>> Start Dataset rows

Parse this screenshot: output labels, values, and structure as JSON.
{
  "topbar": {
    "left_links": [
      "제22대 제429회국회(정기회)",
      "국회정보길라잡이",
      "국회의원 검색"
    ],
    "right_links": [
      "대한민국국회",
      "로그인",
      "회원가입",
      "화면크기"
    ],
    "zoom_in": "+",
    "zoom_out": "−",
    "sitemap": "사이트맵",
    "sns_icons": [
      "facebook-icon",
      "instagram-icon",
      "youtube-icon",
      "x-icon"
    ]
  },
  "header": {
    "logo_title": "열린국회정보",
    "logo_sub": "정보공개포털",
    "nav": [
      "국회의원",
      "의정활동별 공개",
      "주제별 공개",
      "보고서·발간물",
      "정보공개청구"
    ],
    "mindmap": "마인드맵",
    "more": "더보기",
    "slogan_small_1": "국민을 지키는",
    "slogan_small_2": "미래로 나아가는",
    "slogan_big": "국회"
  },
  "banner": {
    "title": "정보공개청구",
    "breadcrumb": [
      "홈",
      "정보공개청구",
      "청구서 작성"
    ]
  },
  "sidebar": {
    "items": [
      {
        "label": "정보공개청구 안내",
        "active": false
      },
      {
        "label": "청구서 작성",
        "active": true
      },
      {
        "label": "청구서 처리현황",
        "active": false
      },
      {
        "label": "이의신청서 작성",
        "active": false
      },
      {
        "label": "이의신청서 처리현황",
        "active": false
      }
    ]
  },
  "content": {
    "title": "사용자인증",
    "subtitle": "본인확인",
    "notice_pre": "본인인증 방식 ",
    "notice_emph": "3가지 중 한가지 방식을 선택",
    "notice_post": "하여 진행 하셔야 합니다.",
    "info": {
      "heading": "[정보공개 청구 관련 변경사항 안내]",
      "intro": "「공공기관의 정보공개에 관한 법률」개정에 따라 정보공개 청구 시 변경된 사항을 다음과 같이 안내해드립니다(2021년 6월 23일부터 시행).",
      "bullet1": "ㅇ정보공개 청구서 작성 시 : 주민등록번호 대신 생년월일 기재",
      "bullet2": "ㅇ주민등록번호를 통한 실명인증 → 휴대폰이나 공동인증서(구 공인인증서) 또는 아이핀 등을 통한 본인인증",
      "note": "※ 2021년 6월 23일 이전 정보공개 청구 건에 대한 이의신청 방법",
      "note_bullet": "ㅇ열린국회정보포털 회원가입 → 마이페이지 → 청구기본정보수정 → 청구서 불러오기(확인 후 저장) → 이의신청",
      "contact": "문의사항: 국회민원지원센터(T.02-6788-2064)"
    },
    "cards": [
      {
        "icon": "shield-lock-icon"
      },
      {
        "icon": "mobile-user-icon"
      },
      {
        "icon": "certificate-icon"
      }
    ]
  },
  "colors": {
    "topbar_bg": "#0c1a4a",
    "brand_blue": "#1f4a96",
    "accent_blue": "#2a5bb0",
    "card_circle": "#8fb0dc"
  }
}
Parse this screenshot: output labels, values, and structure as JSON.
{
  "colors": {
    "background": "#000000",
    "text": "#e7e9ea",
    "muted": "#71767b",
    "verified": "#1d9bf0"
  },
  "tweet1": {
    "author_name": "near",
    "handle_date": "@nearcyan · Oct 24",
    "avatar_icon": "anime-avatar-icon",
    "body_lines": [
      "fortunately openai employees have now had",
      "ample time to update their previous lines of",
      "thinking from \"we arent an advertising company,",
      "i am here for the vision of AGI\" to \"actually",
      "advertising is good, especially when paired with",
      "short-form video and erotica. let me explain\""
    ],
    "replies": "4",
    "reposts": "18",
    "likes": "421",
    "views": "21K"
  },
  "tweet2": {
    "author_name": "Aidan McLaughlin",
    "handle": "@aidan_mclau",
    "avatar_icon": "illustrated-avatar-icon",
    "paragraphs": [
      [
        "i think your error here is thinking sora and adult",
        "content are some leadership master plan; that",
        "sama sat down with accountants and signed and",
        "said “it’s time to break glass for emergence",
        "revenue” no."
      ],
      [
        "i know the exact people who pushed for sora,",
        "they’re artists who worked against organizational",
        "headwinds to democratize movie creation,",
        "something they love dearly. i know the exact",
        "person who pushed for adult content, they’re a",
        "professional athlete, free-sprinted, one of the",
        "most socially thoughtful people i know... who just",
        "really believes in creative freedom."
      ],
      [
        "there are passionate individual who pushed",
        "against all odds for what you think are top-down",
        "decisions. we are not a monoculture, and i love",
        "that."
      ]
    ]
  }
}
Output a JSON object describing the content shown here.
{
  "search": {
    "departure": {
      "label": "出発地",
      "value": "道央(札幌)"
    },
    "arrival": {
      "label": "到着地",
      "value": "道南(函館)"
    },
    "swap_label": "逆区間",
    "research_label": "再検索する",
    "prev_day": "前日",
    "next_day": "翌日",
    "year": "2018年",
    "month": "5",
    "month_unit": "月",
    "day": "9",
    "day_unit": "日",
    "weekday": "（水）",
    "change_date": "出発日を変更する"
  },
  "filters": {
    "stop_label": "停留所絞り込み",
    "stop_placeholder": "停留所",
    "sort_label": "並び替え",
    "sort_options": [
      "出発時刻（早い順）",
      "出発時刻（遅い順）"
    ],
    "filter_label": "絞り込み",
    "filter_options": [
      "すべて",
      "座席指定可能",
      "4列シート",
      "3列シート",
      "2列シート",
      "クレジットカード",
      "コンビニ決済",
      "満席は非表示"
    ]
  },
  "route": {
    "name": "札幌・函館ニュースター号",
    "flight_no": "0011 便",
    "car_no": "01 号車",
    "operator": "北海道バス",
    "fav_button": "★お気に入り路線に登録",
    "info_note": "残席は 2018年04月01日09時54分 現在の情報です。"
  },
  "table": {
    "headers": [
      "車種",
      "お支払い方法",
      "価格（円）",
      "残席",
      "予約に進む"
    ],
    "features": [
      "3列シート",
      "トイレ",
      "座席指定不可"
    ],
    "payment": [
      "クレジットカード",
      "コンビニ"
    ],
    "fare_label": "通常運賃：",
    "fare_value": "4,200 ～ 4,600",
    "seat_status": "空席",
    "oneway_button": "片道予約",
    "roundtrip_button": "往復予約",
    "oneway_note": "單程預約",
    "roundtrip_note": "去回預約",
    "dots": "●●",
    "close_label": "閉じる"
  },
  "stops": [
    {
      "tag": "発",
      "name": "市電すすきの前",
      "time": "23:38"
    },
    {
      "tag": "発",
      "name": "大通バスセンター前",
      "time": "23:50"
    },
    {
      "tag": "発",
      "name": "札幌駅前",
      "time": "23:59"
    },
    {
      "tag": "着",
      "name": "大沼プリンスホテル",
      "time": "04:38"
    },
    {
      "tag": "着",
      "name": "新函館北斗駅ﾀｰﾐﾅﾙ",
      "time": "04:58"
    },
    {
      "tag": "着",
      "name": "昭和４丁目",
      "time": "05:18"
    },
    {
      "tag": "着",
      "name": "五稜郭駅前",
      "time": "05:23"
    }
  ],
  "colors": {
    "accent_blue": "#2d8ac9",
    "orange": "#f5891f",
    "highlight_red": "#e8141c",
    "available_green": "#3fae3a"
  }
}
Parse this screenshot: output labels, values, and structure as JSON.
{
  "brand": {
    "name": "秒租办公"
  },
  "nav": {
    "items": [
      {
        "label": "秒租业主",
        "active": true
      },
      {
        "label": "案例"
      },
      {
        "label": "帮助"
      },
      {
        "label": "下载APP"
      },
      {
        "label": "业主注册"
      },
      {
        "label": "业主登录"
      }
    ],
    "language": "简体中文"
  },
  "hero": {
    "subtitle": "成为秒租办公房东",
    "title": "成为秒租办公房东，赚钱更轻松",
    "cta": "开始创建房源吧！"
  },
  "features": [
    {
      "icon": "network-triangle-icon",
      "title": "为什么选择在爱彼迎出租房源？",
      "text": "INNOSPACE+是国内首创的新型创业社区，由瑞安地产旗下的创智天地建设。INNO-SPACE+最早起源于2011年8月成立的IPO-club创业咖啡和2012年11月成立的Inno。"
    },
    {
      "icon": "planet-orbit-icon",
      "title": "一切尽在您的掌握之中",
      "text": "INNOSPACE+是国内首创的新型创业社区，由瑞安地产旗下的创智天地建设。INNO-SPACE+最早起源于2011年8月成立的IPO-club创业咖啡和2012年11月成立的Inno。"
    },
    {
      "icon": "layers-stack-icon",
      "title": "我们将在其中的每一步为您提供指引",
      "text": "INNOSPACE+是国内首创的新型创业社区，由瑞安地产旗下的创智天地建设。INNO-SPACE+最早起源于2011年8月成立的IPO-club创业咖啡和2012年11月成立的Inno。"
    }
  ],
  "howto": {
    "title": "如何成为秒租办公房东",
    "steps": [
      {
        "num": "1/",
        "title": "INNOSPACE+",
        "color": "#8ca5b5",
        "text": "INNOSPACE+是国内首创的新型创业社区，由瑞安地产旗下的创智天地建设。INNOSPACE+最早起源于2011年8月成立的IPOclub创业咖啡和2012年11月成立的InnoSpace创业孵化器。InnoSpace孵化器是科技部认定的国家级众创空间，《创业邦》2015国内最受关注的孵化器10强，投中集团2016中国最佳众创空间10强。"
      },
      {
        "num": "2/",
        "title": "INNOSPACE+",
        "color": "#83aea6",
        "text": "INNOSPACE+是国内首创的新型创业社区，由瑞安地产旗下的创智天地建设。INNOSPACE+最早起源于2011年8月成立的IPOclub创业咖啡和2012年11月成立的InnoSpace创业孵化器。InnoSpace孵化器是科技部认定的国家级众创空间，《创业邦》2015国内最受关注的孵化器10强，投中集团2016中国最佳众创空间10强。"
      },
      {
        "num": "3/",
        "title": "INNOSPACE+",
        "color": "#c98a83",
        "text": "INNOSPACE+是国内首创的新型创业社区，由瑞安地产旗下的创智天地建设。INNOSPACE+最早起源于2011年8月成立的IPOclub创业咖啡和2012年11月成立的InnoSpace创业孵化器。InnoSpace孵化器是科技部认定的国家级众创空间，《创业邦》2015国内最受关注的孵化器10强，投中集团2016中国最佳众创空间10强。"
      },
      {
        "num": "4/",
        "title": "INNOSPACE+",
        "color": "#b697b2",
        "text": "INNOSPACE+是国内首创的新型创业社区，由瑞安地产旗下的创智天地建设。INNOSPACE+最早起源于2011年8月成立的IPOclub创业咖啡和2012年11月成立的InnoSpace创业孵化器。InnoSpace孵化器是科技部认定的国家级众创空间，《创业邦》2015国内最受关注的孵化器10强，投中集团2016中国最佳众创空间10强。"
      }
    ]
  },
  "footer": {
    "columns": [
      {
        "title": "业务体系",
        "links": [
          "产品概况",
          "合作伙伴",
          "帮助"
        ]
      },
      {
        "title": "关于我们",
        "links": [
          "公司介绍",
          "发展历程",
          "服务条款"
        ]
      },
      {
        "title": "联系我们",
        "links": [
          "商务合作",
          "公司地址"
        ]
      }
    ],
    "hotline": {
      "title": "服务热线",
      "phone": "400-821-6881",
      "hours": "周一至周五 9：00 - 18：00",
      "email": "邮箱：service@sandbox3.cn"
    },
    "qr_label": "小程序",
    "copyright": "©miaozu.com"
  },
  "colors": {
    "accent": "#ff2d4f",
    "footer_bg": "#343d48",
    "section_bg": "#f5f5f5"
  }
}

>> End Dataset rows

● Exercise details: Work out how many lines of the data above hold the word "down", and write only the count.

● Output of the exercise: 2